TASK DIRECTIONS: Pick every line with "Prevalence" from the material below.

SUPPLIED RECORDS:
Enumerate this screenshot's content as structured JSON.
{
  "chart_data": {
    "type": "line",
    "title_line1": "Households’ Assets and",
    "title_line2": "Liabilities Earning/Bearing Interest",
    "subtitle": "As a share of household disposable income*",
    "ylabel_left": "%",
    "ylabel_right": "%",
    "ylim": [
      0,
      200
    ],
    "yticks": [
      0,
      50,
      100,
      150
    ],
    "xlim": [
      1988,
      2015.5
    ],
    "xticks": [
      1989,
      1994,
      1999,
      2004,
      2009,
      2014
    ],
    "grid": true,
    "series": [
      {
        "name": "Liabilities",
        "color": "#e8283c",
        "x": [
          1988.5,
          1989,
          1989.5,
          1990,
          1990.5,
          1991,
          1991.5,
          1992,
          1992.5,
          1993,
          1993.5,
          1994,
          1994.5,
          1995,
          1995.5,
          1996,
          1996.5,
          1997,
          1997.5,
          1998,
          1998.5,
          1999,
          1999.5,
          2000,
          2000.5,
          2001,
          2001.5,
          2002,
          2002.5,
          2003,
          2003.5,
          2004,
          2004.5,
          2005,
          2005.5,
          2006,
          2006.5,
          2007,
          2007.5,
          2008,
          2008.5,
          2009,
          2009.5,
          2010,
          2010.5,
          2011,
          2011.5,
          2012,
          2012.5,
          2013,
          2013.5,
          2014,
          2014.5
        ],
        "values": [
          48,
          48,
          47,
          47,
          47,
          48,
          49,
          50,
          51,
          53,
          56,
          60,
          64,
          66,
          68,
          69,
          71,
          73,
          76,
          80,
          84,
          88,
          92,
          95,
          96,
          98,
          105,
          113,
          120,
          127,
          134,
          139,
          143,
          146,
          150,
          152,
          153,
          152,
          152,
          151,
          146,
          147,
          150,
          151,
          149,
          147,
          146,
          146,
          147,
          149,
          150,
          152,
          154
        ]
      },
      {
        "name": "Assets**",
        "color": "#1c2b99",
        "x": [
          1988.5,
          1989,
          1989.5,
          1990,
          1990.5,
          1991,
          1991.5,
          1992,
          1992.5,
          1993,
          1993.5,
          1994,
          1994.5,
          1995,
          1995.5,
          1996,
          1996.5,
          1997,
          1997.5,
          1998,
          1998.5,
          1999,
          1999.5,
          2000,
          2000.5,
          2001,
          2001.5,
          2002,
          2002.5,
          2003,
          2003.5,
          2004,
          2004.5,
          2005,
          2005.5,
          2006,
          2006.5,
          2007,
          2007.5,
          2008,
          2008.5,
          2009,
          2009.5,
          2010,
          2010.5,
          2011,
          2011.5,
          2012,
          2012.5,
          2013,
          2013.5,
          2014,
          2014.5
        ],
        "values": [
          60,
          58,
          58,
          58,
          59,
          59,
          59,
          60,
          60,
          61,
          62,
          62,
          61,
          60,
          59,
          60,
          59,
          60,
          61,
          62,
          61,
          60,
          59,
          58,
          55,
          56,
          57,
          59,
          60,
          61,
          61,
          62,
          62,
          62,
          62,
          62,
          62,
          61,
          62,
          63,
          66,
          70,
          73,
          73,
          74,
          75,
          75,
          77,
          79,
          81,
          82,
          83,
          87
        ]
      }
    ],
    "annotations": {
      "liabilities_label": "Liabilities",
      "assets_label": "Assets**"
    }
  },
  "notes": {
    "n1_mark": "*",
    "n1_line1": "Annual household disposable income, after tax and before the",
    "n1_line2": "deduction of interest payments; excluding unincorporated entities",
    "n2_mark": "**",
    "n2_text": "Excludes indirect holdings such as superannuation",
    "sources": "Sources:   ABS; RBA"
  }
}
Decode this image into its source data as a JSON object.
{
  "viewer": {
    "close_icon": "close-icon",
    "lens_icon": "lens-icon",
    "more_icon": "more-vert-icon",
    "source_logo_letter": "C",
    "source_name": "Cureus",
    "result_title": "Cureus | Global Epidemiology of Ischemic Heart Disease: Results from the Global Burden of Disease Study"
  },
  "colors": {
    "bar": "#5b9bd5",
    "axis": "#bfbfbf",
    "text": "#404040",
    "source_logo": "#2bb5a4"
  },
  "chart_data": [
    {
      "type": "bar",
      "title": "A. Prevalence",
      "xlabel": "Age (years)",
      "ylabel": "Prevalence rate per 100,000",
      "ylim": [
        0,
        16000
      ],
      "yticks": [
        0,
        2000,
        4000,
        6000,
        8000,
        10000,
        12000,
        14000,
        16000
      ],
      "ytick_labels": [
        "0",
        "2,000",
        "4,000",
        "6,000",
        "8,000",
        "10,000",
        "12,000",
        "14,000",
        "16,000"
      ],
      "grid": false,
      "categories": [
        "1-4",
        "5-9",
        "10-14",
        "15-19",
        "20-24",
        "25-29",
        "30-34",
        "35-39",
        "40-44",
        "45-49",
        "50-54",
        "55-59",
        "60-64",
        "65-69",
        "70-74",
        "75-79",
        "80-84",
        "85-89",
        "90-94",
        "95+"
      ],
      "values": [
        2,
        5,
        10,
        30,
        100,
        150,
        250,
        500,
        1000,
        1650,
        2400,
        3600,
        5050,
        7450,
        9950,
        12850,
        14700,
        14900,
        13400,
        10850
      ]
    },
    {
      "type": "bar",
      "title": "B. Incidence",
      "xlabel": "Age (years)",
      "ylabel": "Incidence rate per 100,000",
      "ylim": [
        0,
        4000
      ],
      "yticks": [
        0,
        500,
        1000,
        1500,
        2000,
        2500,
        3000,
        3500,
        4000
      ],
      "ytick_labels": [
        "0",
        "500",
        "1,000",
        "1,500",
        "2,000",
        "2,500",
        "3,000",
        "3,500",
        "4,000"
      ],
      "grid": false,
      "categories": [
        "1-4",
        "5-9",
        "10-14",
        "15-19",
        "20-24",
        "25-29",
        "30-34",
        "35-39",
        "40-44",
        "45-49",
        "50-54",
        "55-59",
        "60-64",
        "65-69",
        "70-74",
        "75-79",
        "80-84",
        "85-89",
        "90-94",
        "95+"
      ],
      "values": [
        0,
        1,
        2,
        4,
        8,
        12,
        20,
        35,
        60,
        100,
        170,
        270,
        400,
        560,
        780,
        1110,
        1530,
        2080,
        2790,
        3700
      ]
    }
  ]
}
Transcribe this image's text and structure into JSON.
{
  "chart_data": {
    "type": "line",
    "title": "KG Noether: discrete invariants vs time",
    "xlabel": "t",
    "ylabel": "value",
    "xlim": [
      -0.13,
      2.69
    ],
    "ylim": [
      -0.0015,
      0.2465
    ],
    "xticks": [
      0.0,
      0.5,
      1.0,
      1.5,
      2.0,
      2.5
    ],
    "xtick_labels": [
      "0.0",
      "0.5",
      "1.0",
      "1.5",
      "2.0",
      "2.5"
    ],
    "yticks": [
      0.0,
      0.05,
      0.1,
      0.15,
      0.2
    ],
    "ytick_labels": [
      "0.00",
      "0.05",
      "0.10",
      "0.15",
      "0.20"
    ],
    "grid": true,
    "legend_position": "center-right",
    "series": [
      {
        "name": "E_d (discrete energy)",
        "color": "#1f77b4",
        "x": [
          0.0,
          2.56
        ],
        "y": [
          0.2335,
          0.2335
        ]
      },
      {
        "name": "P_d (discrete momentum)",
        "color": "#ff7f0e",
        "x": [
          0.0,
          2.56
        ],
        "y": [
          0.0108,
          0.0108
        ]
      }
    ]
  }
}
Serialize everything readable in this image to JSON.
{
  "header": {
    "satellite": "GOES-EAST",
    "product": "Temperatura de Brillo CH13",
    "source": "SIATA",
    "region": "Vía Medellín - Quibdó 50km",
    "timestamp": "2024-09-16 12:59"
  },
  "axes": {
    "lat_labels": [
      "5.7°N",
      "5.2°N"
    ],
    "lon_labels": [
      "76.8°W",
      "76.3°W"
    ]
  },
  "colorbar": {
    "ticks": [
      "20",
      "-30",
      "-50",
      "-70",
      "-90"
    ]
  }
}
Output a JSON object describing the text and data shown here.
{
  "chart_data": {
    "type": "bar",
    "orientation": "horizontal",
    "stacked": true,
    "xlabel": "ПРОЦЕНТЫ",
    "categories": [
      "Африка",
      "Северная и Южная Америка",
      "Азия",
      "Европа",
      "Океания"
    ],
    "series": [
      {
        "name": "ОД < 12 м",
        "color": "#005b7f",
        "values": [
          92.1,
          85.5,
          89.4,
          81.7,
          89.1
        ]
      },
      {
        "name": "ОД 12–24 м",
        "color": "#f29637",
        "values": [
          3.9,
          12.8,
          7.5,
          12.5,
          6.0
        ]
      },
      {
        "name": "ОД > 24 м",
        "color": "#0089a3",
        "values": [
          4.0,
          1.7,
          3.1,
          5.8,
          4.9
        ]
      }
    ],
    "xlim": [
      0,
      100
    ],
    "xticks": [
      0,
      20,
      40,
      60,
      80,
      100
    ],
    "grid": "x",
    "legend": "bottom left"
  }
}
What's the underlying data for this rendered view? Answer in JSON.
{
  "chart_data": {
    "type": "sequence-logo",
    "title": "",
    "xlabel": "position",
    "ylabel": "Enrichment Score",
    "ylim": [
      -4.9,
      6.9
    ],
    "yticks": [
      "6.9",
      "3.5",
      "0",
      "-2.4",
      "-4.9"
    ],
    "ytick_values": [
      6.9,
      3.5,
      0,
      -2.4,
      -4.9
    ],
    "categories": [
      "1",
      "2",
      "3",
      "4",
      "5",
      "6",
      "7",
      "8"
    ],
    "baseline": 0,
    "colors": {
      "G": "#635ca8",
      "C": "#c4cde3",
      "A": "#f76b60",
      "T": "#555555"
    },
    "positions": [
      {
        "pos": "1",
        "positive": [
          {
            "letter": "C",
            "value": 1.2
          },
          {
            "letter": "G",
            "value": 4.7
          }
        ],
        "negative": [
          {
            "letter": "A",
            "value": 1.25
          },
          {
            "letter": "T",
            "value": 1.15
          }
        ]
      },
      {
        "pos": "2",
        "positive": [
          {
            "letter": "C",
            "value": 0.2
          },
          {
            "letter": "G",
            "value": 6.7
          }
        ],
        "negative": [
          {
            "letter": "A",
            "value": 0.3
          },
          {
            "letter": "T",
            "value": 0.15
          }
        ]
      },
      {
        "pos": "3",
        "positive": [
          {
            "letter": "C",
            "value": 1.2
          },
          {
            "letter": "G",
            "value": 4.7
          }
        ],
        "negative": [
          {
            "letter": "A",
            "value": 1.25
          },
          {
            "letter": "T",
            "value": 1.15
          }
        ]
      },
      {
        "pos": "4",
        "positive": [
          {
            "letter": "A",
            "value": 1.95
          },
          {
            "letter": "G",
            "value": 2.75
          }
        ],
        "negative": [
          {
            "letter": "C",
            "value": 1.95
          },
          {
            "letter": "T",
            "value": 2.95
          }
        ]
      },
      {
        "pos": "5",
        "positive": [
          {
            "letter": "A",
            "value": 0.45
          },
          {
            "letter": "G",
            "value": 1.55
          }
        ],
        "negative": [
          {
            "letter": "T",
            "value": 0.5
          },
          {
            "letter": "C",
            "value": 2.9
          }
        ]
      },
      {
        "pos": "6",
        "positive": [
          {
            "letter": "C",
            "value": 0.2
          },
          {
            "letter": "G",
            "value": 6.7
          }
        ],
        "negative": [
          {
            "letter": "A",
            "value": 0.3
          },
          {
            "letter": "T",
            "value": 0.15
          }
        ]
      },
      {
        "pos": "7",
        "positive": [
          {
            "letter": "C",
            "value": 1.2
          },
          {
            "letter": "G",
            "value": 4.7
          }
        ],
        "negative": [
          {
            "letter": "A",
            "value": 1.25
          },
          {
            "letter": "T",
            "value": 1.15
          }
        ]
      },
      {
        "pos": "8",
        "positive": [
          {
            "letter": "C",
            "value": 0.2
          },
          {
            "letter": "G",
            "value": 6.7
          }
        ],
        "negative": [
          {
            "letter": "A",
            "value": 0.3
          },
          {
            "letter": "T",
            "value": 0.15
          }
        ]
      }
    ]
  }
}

WRITTEN ANSWER:
      "title": "A. Prevalence",
      "ylabel": "Prevalence rate per 100,000",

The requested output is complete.